--- START Data extract ---
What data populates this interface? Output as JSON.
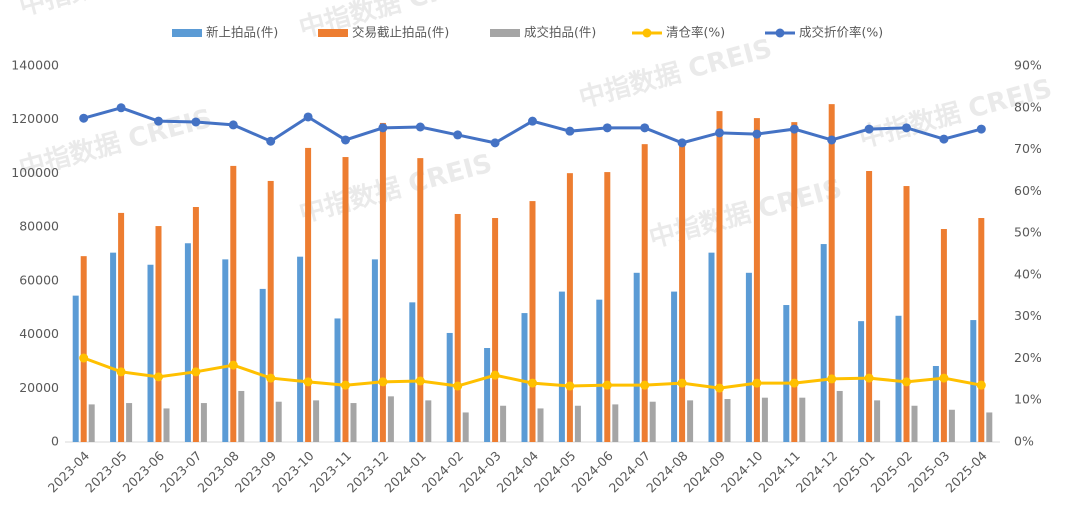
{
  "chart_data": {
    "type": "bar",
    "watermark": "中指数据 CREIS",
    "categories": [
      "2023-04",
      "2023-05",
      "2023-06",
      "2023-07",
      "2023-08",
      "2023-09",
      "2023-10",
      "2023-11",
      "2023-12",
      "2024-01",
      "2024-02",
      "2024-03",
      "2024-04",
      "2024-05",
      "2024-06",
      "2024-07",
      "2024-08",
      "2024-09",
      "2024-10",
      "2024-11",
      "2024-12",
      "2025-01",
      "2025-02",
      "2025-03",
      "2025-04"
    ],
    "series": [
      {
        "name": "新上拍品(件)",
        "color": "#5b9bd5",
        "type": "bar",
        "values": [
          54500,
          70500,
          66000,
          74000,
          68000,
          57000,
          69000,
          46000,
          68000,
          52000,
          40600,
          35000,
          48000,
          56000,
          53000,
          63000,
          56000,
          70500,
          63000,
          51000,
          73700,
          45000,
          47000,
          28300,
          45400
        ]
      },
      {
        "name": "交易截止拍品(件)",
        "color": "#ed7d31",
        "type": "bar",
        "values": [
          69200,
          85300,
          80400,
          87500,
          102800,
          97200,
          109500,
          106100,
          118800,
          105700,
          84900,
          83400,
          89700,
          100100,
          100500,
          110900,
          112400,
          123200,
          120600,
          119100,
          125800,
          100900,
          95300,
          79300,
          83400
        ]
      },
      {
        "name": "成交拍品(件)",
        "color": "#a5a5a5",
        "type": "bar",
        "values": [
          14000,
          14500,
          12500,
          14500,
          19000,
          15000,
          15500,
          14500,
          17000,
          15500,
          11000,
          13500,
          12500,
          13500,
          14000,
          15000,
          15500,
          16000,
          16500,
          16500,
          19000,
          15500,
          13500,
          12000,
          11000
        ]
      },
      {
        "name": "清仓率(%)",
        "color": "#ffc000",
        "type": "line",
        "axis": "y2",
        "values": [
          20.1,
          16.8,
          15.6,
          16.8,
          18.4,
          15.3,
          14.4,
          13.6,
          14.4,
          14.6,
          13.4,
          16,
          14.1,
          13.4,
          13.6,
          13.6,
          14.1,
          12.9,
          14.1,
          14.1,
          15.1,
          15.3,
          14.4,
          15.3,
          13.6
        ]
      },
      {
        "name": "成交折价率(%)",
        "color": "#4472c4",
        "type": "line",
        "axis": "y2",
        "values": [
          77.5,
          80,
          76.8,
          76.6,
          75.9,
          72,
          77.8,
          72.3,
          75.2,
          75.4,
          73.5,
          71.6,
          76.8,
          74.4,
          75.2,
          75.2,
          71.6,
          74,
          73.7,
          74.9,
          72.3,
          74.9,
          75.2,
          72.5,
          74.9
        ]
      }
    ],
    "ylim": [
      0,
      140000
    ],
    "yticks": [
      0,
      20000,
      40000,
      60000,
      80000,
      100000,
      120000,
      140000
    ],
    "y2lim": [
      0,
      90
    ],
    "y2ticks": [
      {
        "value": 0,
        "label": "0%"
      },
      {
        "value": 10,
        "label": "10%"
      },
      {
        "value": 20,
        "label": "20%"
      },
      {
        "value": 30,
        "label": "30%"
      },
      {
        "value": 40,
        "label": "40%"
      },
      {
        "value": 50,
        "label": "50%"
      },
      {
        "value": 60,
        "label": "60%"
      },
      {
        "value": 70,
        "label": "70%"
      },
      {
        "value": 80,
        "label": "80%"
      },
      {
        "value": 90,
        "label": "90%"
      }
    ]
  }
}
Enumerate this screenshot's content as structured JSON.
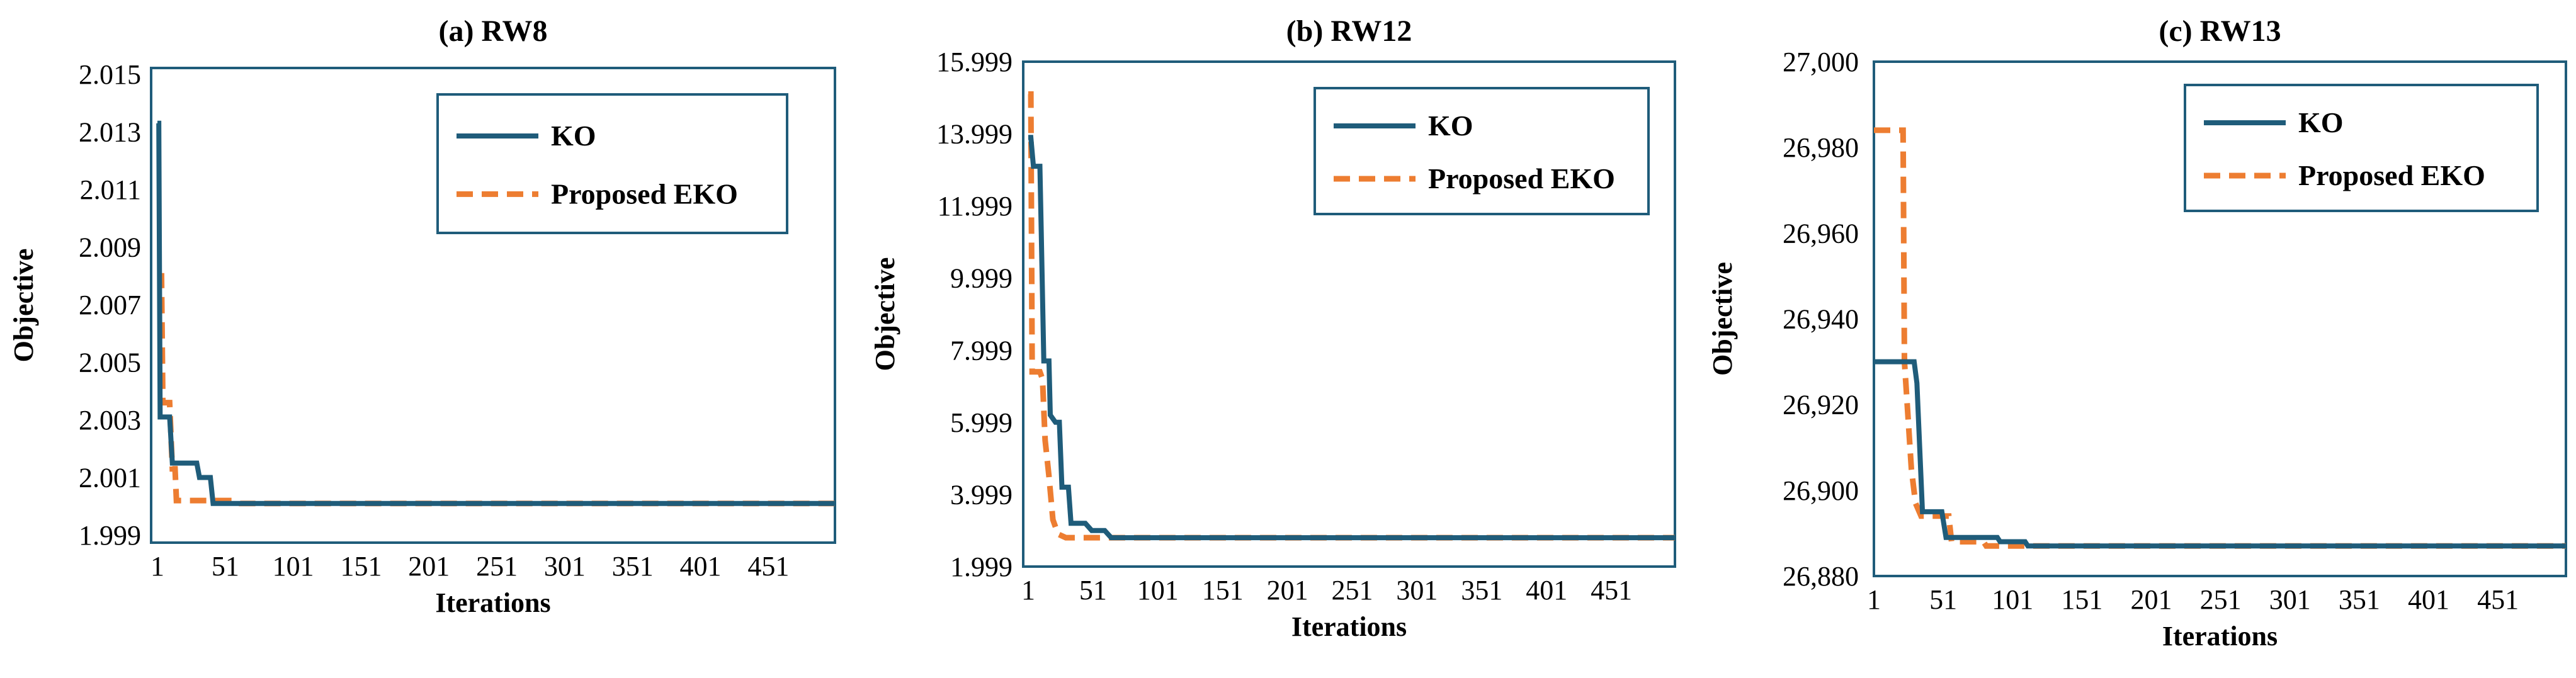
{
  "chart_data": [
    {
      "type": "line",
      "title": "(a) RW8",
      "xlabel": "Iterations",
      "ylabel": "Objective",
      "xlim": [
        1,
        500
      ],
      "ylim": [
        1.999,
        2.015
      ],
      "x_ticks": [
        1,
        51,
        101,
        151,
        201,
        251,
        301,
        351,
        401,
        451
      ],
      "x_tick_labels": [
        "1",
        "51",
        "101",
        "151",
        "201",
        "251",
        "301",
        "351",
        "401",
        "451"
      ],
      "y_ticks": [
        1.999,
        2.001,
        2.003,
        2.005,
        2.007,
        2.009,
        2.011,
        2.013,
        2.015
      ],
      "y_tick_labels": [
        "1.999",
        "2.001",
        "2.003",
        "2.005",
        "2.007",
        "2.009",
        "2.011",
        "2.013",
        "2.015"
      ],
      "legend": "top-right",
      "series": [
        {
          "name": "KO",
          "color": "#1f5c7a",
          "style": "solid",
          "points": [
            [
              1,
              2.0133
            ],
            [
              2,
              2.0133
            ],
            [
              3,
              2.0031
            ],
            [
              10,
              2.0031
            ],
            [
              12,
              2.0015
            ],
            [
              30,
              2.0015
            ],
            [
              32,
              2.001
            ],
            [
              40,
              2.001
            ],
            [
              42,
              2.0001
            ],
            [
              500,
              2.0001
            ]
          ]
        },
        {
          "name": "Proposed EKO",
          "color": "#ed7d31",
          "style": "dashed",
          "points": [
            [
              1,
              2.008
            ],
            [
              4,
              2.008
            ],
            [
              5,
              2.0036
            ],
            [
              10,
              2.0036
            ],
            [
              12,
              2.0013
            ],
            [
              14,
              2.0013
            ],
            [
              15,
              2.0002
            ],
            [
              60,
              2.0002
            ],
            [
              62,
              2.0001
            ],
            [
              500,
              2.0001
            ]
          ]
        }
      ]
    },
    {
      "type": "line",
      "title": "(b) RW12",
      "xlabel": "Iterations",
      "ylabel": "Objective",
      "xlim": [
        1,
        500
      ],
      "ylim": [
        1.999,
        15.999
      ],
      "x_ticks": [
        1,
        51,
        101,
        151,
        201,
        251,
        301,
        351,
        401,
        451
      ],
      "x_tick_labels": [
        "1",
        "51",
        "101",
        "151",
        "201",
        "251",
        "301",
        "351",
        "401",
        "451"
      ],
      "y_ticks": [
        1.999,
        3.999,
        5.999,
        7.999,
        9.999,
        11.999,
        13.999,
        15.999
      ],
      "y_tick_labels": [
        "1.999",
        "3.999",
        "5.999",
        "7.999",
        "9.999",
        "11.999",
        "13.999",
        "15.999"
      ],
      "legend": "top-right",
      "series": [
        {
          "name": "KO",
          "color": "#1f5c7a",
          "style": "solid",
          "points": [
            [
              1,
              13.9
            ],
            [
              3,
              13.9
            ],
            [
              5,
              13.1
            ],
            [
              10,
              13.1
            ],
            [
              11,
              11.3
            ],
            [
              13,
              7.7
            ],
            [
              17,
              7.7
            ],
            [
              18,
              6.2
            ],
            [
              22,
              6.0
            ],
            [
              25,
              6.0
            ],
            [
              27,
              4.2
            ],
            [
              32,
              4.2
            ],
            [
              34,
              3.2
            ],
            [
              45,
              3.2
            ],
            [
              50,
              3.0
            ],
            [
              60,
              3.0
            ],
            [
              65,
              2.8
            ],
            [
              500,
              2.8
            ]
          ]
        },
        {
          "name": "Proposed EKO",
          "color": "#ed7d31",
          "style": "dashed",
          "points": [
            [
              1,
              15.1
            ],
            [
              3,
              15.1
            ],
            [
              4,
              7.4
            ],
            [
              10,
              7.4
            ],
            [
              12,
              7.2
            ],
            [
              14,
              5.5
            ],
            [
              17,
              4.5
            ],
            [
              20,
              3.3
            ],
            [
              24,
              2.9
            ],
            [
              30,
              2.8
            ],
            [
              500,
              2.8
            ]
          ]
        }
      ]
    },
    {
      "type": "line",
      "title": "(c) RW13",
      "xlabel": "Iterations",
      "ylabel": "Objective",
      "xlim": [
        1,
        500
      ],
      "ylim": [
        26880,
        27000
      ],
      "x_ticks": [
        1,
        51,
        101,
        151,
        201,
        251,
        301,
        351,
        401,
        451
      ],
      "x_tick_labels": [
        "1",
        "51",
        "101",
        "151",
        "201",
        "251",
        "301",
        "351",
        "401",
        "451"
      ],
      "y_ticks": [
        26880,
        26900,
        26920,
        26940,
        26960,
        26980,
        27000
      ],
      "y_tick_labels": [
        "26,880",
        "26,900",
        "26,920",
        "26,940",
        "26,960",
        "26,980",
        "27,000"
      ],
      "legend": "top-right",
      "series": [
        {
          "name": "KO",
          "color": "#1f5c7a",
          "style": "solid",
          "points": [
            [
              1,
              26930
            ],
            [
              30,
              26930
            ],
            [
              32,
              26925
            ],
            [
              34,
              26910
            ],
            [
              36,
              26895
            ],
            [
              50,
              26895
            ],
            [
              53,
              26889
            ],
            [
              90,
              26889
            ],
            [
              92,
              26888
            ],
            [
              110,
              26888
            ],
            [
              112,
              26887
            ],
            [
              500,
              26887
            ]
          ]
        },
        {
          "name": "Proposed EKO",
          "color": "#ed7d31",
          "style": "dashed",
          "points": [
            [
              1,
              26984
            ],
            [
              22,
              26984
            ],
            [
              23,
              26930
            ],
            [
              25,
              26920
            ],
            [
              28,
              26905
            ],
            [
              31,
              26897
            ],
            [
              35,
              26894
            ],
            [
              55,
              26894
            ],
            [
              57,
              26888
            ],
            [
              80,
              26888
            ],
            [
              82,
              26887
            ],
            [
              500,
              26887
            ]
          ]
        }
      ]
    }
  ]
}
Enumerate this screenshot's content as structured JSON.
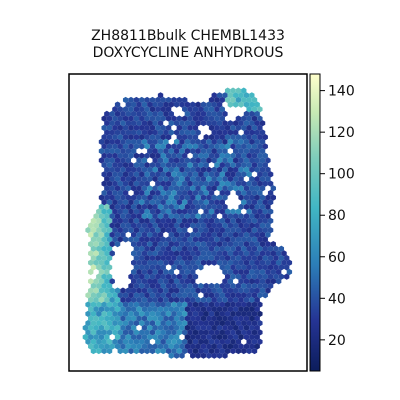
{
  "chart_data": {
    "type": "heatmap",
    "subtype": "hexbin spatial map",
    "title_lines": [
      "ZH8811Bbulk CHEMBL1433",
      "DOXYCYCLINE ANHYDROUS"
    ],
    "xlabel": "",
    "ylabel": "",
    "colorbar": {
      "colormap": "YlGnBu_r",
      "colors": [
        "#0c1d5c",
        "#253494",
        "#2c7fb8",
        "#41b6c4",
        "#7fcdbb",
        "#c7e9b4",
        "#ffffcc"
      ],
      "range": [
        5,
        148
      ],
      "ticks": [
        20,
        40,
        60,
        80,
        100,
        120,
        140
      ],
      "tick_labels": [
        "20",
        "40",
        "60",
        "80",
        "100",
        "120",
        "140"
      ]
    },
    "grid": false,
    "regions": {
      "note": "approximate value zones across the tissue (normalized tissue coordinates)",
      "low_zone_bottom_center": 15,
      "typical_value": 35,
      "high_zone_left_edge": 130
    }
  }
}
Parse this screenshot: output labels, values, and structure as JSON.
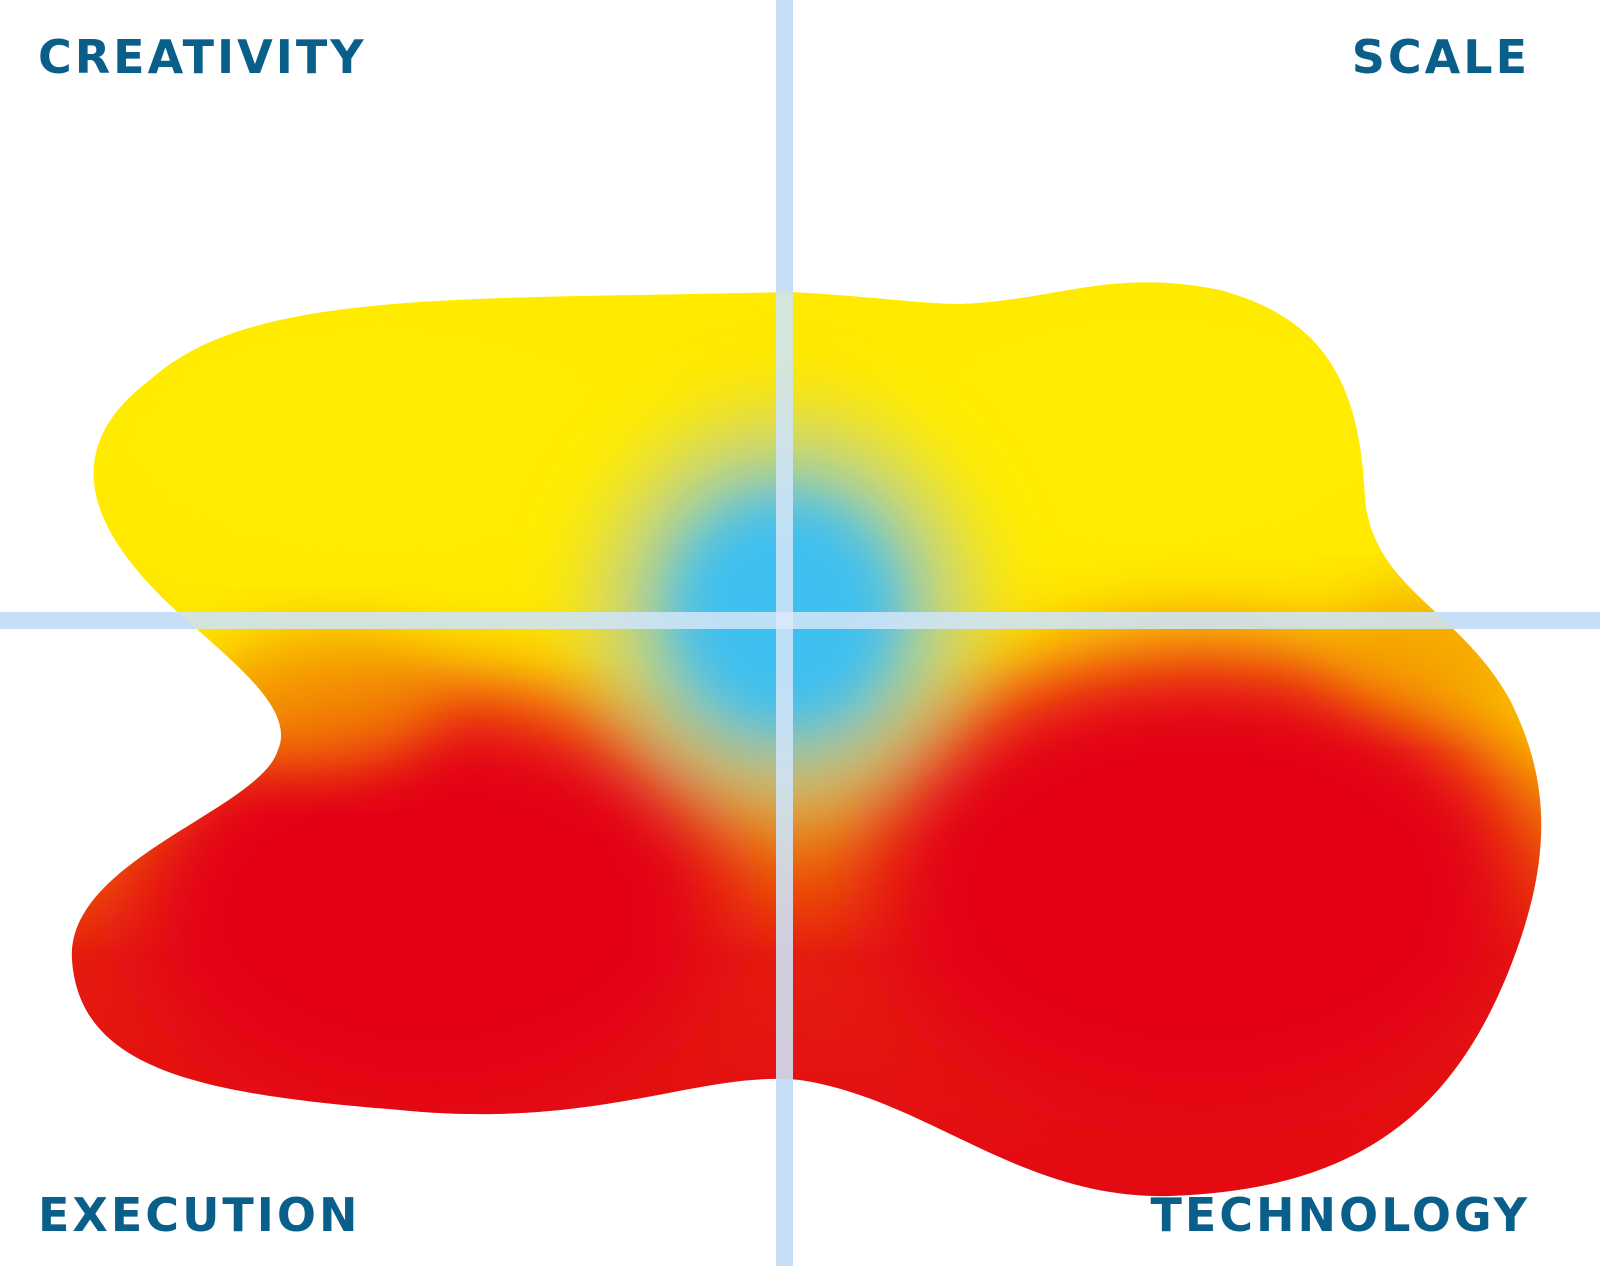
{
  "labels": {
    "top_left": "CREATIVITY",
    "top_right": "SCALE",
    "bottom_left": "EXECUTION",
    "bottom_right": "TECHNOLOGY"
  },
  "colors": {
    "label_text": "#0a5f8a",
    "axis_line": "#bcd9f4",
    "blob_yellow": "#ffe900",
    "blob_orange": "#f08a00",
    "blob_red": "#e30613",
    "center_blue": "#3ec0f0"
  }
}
--- END Data extract ---
_Written request_:
All lines from the one containing "Parse this screenshot: output" through the end of the data are to be written out exactly, with nothing added; skip the pictures.

_Output of the exercise_:
Parse this screenshot: output labels, values, and structure as JSON.
{
  "labels": {
    "top_left": "CREATIVITY",
    "top_right": "SCALE",
    "bottom_left": "EXECUTION",
    "bottom_right": "TECHNOLOGY"
  },
  "colors": {
    "label_text": "#0a5f8a",
    "axis_line": "#bcd9f4",
    "blob_yellow": "#ffe900",
    "blob_orange": "#f08a00",
    "blob_red": "#e30613",
    "center_blue": "#3ec0f0"
  }
}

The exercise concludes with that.